[JOB]: Give back all the data exactly, line by line.

[start of RECORD SET]

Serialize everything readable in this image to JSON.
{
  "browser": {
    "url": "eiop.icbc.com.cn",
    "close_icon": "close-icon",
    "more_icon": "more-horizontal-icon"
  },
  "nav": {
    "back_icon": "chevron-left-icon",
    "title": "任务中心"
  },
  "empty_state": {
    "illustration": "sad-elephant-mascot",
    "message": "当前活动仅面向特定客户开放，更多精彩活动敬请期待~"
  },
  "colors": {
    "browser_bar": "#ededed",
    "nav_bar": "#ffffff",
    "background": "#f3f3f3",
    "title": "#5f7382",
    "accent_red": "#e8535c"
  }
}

[end of RECORD SET]

[EXERCISE OUTPUT]:
Serialize everything readable in this image to JSON.
{
  "browser": {
    "url": "eiop.icbc.com.cn",
    "close_icon": "close-icon",
    "more_icon": "more-horizontal-icon"
  },
  "nav": {
    "back_icon": "chevron-left-icon",
    "title": "任务中心"
  },
  "empty_state": {
    "illustration": "sad-elephant-mascot",
    "message": "当前活动仅面向特定客户开放，更多精彩活动敬请期待~"
  },
  "colors": {
    "browser_bar": "#ededed",
    "nav_bar": "#ffffff",
    "background": "#f3f3f3",
    "title": "#5f7382",
    "accent_red": "#e8535c"
  }
}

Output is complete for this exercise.